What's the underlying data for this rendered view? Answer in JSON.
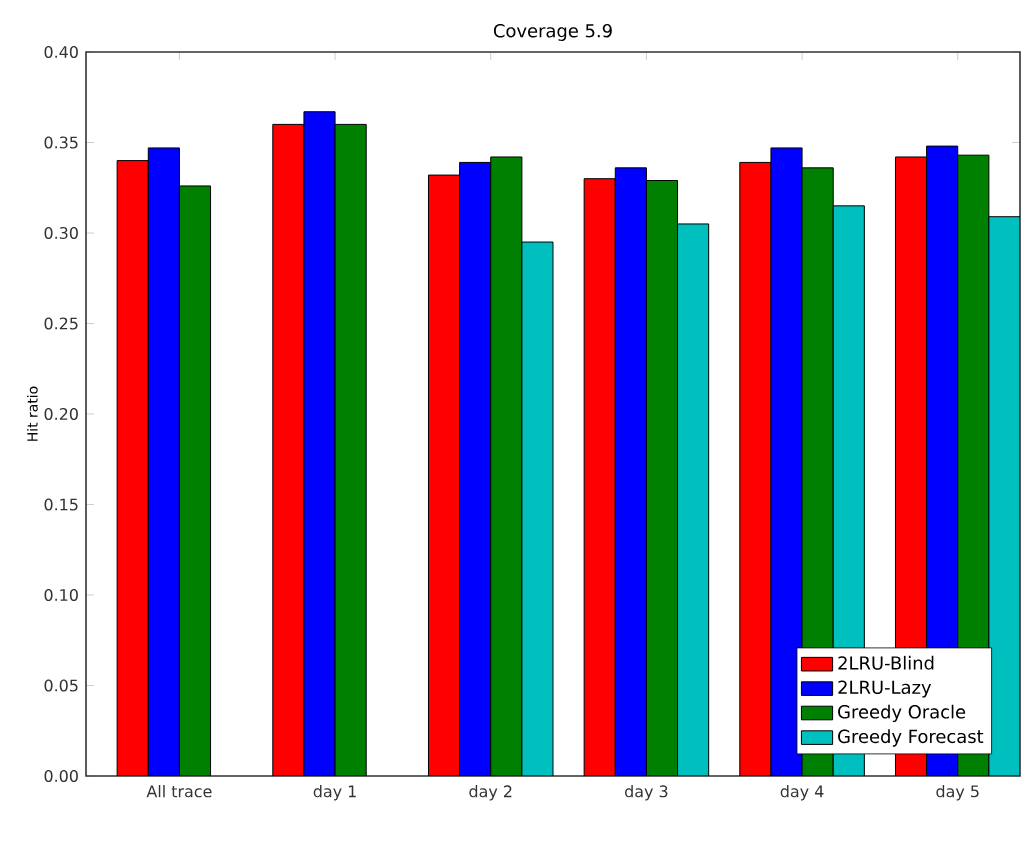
{
  "chart_data": {
    "type": "bar",
    "title": "Coverage 5.9",
    "ylabel": "Hit ratio",
    "categories": [
      "All trace",
      "day 1",
      "day 2",
      "day 3",
      "day 4",
      "day 5"
    ],
    "series": [
      {
        "name": "2LRU-Blind",
        "color": "#ff0000",
        "values": [
          0.34,
          0.36,
          0.332,
          0.33,
          0.339,
          0.342
        ]
      },
      {
        "name": "2LRU-Lazy",
        "color": "#0000ff",
        "values": [
          0.347,
          0.367,
          0.339,
          0.336,
          0.347,
          0.348
        ]
      },
      {
        "name": "Greedy Oracle",
        "color": "#008000",
        "values": [
          0.326,
          0.36,
          0.342,
          0.329,
          0.336,
          0.343
        ]
      },
      {
        "name": "Greedy Forecast",
        "color": "#00bfbf",
        "values": [
          null,
          null,
          0.295,
          0.305,
          0.315,
          0.309
        ]
      }
    ],
    "ylim": [
      0,
      0.4
    ],
    "yticks": [
      {
        "value": 0,
        "label": "0.00"
      },
      {
        "value": 0.05,
        "label": "0.05"
      },
      {
        "value": 0.1,
        "label": "0.10"
      },
      {
        "value": 0.15,
        "label": "0.15"
      },
      {
        "value": 0.2,
        "label": "0.20"
      },
      {
        "value": 0.25,
        "label": "0.25"
      },
      {
        "value": 0.3,
        "label": "0.30"
      },
      {
        "value": 0.35,
        "label": "0.35"
      },
      {
        "value": 0.4,
        "label": "0.40"
      }
    ],
    "legend": "bottom right"
  }
}
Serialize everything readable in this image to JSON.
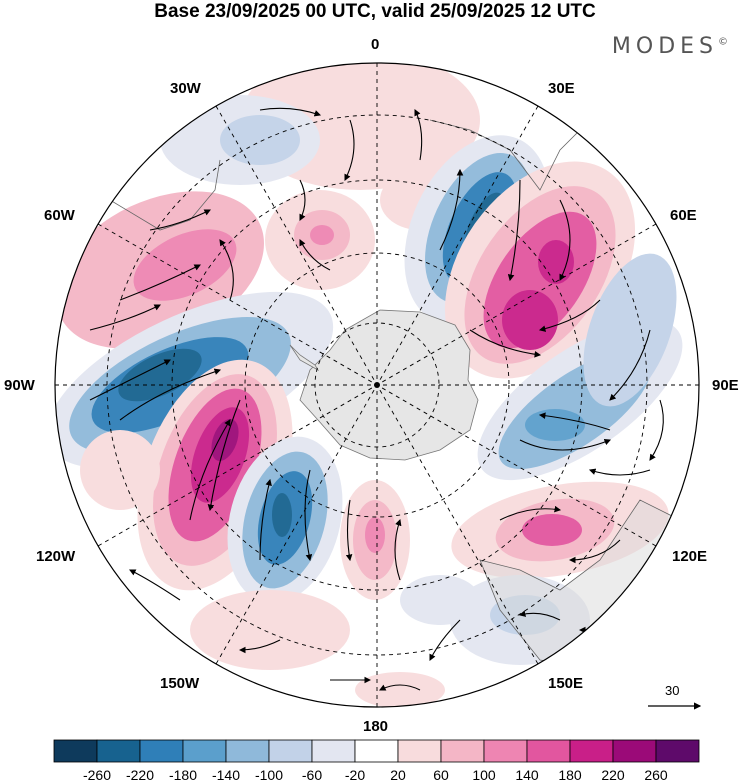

TO BE DONE. Leave the pictures out and reproduce all of the records exactly.

FULL OUTPUT.
What's the underlying data for this rendered view? Answer in JSON.
{
  "chart_data": {
    "type": "bar",
    "title": "Coverage 5.9",
    "ylabel": "Hit ratio",
    "categories": [
      "All trace",
      "day 1",
      "day 2",
      "day 3",
      "day 4",
      "day 5"
    ],
    "series": [
      {
        "name": "2LRU-Blind",
        "color": "#ff0000",
        "values": [
          0.34,
          0.36,
          0.332,
          0.33,
          0.339,
          0.342
        ]
      },
      {
        "name": "2LRU-Lazy",
        "color": "#0000ff",
        "values": [
          0.347,
          0.367,
          0.339,
          0.336,
          0.347,
          0.348
        ]
      },
      {
        "name": "Greedy Oracle",
        "color": "#008000",
        "values": [
          0.326,
          0.36,
          0.342,
          0.329,
          0.336,
          0.343
        ]
      },
      {
        "name": "Greedy Forecast",
        "color": "#00bfbf",
        "values": [
          null,
          null,
          0.295,
          0.305,
          0.315,
          0.309
        ]
      }
    ],
    "ylim": [
      0,
      0.4
    ],
    "yticks": [
      {
        "value": 0,
        "label": "0.00"
      },
      {
        "value": 0.05,
        "label": "0.05"
      },
      {
        "value": 0.1,
        "label": "0.10"
      },
      {
        "value": 0.15,
        "label": "0.15"
      },
      {
        "value": 0.2,
        "label": "0.20"
      },
      {
        "value": 0.25,
        "label": "0.25"
      },
      {
        "value": 0.3,
        "label": "0.30"
      },
      {
        "value": 0.35,
        "label": "0.35"
      },
      {
        "value": 0.4,
        "label": "0.40"
      }
    ],
    "legend": "bottom right"
  }
}
Serialize everything readable in this image to JSON.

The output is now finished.